The request:
Find how many lines contain "graphic" and state only that number.

Rows:

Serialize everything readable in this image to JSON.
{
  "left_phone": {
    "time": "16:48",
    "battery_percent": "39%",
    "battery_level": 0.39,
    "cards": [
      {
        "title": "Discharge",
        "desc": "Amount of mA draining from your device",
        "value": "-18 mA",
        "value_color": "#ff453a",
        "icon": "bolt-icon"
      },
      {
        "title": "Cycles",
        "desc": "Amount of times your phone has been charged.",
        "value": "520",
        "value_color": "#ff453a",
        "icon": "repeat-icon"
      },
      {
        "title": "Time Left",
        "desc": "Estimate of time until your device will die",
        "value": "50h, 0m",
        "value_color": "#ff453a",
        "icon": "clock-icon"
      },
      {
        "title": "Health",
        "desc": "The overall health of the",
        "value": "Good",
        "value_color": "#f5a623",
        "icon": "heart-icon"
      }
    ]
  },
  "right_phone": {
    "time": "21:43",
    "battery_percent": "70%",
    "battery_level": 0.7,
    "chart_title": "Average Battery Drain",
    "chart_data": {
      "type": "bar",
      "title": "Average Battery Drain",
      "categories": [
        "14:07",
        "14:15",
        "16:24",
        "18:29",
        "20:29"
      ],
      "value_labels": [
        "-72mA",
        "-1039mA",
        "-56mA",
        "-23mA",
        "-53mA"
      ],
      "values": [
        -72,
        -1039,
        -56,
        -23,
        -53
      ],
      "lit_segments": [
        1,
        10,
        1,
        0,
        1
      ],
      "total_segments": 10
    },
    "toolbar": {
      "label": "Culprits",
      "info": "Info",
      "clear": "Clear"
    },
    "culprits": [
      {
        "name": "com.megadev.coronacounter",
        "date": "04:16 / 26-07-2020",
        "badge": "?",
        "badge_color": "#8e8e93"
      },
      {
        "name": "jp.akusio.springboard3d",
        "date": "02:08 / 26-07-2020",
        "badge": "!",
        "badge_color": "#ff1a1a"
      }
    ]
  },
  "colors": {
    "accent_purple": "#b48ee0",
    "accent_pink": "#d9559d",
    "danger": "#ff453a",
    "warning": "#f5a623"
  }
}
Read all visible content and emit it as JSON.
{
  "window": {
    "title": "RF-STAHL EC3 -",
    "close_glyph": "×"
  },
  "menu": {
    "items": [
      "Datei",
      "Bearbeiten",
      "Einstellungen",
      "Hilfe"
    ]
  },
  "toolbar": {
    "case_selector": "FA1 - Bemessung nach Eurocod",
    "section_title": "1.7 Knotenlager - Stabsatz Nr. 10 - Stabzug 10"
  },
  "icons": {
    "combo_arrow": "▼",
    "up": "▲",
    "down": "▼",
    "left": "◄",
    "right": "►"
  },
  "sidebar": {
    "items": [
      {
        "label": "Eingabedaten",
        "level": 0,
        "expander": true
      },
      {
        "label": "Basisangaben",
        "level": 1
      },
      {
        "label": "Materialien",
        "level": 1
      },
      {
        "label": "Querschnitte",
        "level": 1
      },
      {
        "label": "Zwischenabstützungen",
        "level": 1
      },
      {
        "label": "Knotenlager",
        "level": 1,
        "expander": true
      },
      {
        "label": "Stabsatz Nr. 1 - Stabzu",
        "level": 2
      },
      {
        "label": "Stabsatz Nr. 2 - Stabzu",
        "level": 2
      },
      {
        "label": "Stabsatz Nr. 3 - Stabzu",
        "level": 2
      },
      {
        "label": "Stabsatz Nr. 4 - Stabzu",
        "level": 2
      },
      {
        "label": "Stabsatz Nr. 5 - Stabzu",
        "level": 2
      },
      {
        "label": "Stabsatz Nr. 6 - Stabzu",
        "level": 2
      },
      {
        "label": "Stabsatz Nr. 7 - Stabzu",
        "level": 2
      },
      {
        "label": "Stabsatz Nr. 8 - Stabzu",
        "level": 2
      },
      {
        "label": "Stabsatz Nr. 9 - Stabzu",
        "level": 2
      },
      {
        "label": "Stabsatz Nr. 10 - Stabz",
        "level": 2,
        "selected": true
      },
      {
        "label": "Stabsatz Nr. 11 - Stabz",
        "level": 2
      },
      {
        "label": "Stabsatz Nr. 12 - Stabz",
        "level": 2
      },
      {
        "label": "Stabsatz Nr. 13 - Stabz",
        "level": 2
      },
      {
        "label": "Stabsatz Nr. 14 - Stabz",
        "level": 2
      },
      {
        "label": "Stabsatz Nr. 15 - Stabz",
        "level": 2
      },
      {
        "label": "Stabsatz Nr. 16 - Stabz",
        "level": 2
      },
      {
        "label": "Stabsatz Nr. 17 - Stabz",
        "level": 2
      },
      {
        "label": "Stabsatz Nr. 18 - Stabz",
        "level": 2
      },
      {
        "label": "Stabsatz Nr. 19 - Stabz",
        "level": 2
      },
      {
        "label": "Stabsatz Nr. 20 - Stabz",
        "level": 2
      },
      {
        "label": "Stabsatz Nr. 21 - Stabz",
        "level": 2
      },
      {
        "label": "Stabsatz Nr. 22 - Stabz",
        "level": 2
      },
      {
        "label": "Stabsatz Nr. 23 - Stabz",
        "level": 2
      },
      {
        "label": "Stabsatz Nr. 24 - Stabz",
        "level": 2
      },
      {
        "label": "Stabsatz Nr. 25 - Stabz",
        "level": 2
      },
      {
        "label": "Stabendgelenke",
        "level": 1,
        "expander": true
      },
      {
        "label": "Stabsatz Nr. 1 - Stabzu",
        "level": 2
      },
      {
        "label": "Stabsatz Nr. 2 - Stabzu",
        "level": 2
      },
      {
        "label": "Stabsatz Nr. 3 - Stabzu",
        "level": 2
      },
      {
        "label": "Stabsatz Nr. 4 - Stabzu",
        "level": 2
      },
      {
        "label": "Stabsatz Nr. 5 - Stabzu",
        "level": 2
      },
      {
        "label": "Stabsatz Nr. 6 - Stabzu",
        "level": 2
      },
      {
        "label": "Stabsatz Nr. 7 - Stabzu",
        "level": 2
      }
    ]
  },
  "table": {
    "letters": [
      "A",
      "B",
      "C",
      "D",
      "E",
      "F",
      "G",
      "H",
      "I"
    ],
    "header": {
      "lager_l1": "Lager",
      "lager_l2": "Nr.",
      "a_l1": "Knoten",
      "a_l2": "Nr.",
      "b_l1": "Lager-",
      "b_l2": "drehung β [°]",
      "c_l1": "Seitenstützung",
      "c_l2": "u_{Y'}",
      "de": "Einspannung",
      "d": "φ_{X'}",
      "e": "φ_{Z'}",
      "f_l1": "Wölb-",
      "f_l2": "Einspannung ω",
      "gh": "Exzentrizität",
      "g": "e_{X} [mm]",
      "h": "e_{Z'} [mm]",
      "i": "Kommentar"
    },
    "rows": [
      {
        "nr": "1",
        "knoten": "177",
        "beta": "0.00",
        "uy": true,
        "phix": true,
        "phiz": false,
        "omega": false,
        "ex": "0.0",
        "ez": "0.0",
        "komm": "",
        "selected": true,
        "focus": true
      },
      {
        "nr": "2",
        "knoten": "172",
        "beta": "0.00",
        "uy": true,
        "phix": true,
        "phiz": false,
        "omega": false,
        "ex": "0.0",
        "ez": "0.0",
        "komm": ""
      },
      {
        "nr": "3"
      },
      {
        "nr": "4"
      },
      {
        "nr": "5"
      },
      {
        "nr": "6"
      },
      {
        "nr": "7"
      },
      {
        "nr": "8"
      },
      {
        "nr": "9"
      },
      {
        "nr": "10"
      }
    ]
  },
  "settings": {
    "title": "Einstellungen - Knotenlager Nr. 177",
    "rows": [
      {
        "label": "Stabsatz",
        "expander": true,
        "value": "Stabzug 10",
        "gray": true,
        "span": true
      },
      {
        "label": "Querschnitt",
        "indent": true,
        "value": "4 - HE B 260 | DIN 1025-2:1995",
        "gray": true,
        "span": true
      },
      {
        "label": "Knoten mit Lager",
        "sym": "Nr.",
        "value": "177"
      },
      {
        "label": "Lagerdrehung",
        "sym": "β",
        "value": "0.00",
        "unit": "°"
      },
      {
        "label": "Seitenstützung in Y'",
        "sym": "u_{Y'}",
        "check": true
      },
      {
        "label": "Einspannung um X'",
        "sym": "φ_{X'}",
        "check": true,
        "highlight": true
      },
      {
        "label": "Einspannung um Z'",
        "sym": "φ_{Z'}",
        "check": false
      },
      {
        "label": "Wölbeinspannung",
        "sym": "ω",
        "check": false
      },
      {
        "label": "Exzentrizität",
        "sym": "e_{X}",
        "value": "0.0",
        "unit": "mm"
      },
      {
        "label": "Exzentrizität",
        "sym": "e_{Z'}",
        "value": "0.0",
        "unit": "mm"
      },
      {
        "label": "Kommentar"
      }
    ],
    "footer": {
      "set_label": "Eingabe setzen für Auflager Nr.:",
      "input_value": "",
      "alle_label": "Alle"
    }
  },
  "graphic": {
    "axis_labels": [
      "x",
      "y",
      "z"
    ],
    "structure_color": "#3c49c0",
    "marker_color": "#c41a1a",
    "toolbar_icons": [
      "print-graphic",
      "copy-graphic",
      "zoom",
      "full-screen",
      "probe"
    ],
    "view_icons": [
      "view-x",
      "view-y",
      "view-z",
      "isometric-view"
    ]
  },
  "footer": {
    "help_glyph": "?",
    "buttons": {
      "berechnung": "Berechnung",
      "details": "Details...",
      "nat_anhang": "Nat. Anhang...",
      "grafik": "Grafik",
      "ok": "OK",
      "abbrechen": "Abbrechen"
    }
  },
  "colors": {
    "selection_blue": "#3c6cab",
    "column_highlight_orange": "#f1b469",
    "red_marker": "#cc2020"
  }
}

Answer to this exercise:
3